[Provided records]
+++
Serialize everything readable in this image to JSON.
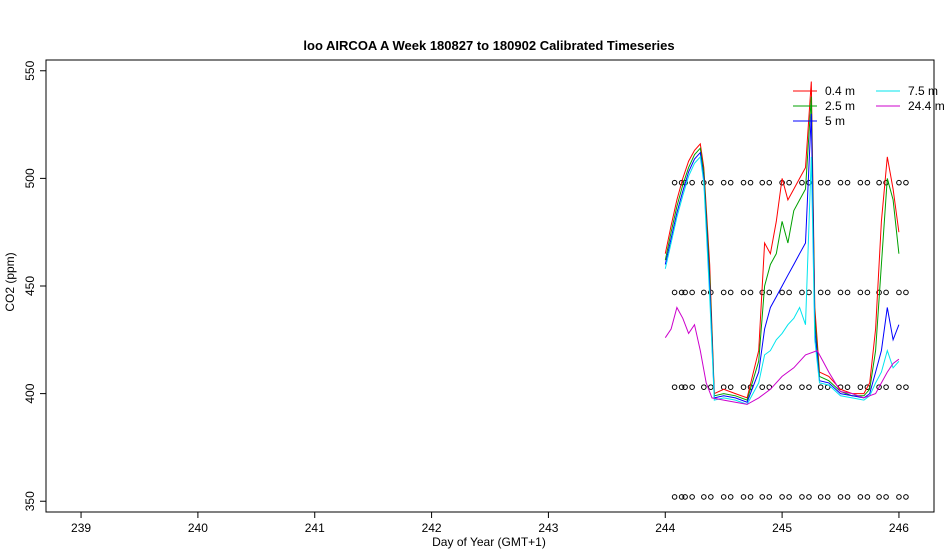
{
  "chart_data": {
    "type": "line",
    "title": "loo AIRCOA A  Week 180827 to 180902  Calibrated Timeseries",
    "xlabel": "Day of Year (GMT+1)",
    "ylabel": "CO2 (ppm)",
    "xlim": [
      238.7,
      246.3
    ],
    "ylim": [
      345,
      555
    ],
    "xticks": [
      239,
      240,
      241,
      242,
      243,
      244,
      245,
      246
    ],
    "yticks": [
      350,
      400,
      450,
      500,
      550
    ],
    "grid": false,
    "legend_position": "top-right",
    "series": [
      {
        "name": "0.4 m",
        "color": "#ff0000",
        "x": [
          244.0,
          244.05,
          244.1,
          244.15,
          244.2,
          244.25,
          244.3,
          244.33,
          244.38,
          244.42,
          244.5,
          244.6,
          244.7,
          244.8,
          244.85,
          244.9,
          244.95,
          245.0,
          245.05,
          245.1,
          245.15,
          245.2,
          245.25,
          245.28,
          245.32,
          245.4,
          245.5,
          245.6,
          245.7,
          245.75,
          245.8,
          245.85,
          245.9,
          245.95,
          246.0
        ],
        "y": [
          465,
          478,
          490,
          500,
          508,
          513,
          516,
          505,
          460,
          400,
          402,
          400,
          398,
          420,
          470,
          465,
          480,
          500,
          490,
          495,
          500,
          505,
          545,
          440,
          410,
          408,
          402,
          400,
          400,
          405,
          430,
          480,
          510,
          495,
          475
        ]
      },
      {
        "name": "2.5 m",
        "color": "#00a000",
        "x": [
          244.0,
          244.05,
          244.1,
          244.15,
          244.2,
          244.25,
          244.3,
          244.33,
          244.38,
          244.42,
          244.5,
          244.6,
          244.7,
          244.8,
          244.85,
          244.9,
          244.95,
          245.0,
          245.05,
          245.1,
          245.15,
          245.2,
          245.25,
          245.28,
          245.32,
          245.4,
          245.5,
          245.6,
          245.7,
          245.75,
          245.8,
          245.85,
          245.9,
          245.95,
          246.0
        ],
        "y": [
          462,
          475,
          487,
          497,
          505,
          511,
          514,
          503,
          455,
          399,
          400,
          399,
          397,
          415,
          450,
          460,
          465,
          480,
          470,
          485,
          490,
          495,
          538,
          435,
          408,
          406,
          401,
          399,
          399,
          402,
          420,
          460,
          500,
          490,
          465
        ]
      },
      {
        "name": "5 m",
        "color": "#0000ff",
        "x": [
          244.0,
          244.05,
          244.1,
          244.15,
          244.2,
          244.25,
          244.3,
          244.33,
          244.38,
          244.42,
          244.5,
          244.6,
          244.7,
          244.8,
          244.85,
          244.9,
          244.95,
          245.0,
          245.05,
          245.1,
          245.15,
          245.2,
          245.25,
          245.28,
          245.32,
          245.4,
          245.5,
          245.6,
          245.7,
          245.75,
          245.8,
          245.85,
          245.9,
          245.95,
          246.0
        ],
        "y": [
          460,
          472,
          484,
          494,
          503,
          509,
          512,
          500,
          450,
          398,
          399,
          398,
          396,
          410,
          430,
          440,
          445,
          450,
          455,
          460,
          465,
          470,
          530,
          430,
          406,
          405,
          400,
          399,
          398,
          400,
          410,
          420,
          440,
          425,
          432
        ]
      },
      {
        "name": "7.5 m",
        "color": "#00e5ee",
        "x": [
          244.0,
          244.05,
          244.1,
          244.15,
          244.2,
          244.25,
          244.3,
          244.33,
          244.38,
          244.42,
          244.5,
          244.6,
          244.7,
          244.8,
          244.85,
          244.9,
          244.95,
          245.0,
          245.05,
          245.1,
          245.15,
          245.2,
          245.25,
          245.28,
          245.32,
          245.4,
          245.5,
          245.6,
          245.7,
          245.75,
          245.8,
          245.85,
          245.9,
          245.95,
          246.0
        ],
        "y": [
          458,
          470,
          482,
          492,
          501,
          507,
          510,
          498,
          445,
          397,
          398,
          397,
          395,
          405,
          418,
          420,
          425,
          428,
          432,
          435,
          440,
          432,
          510,
          425,
          405,
          404,
          399,
          398,
          397,
          399,
          405,
          410,
          420,
          412,
          415
        ]
      },
      {
        "name": "24.4 m",
        "color": "#cc00cc",
        "x": [
          244.0,
          244.05,
          244.1,
          244.15,
          244.2,
          244.25,
          244.3,
          244.35,
          244.4,
          244.5,
          244.6,
          244.7,
          244.8,
          244.9,
          245.0,
          245.1,
          245.2,
          245.3,
          245.35,
          245.4,
          245.5,
          245.6,
          245.7,
          245.8,
          245.85,
          245.9,
          245.95,
          246.0
        ],
        "y": [
          426,
          430,
          440,
          435,
          428,
          432,
          420,
          405,
          398,
          397,
          396,
          395,
          398,
          402,
          408,
          412,
          418,
          420,
          415,
          410,
          401,
          400,
          398,
          400,
          405,
          410,
          414,
          416
        ]
      }
    ],
    "markers": {
      "symbol": "open-circle",
      "color": "#000000",
      "levels": [
        352,
        403,
        447,
        498
      ],
      "x": [
        244.08,
        244.17,
        244.33,
        244.5,
        244.67,
        244.83,
        245.0,
        245.17,
        245.33,
        245.5,
        245.67,
        245.83,
        246.0
      ]
    }
  }
}
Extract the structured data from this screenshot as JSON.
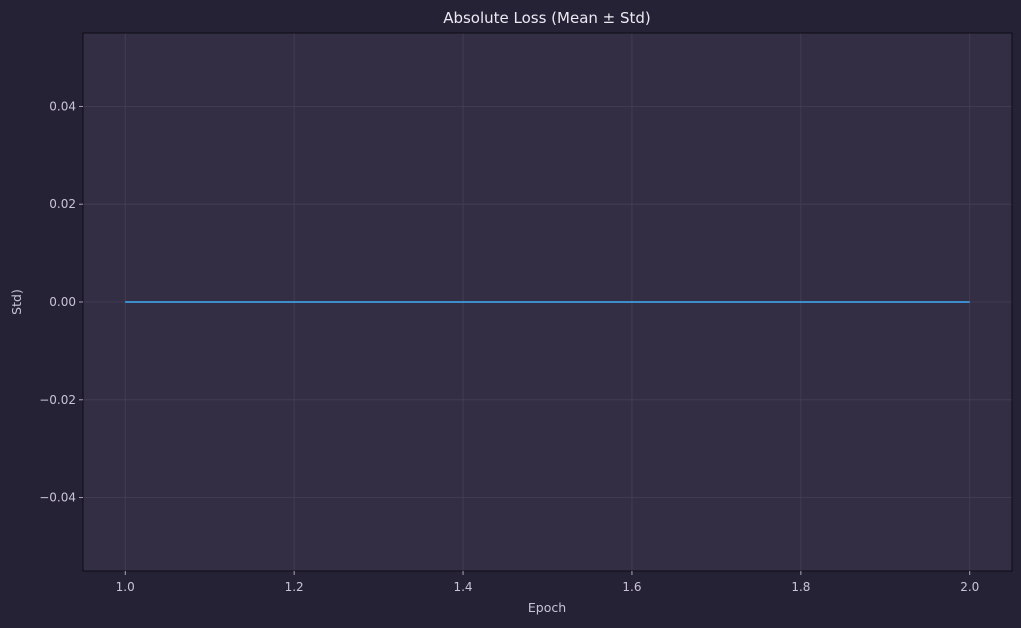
{
  "chart_data": {
    "type": "line",
    "title": "Absolute Loss (Mean ± Std)",
    "xlabel": "Epoch",
    "ylabel": "Std)",
    "xlim": [
      0.95,
      2.05
    ],
    "ylim": [
      -0.055,
      0.055
    ],
    "x_ticks": [
      1.0,
      1.2,
      1.4,
      1.6,
      1.8,
      2.0
    ],
    "x_tick_labels": [
      "1.0",
      "1.2",
      "1.4",
      "1.6",
      "1.8",
      "2.0"
    ],
    "y_ticks": [
      0.04,
      0.02,
      0.0,
      -0.02,
      -0.04
    ],
    "y_tick_labels": [
      "0.04",
      "0.02",
      "0.00",
      "−0.02",
      "−0.04"
    ],
    "grid": true,
    "series": [
      {
        "x": [
          1.0,
          2.0
        ],
        "values": [
          0.0,
          0.0
        ]
      }
    ]
  },
  "colors": {
    "background": "#262236",
    "plot_background": "#332e44",
    "grid": "#453f57",
    "line": "#3d9be0",
    "text": "#c9c3d6",
    "title": "#ece9f2",
    "frame": "#0e0c14"
  }
}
+++
[What to work on]
Return each line of the listing that holds the string "name".

[The result]
        "name": "0.4 m",
        "name": "2.5 m",
        "name": "5 m",
        "name": "7.5 m",
        "name": "24.4 m",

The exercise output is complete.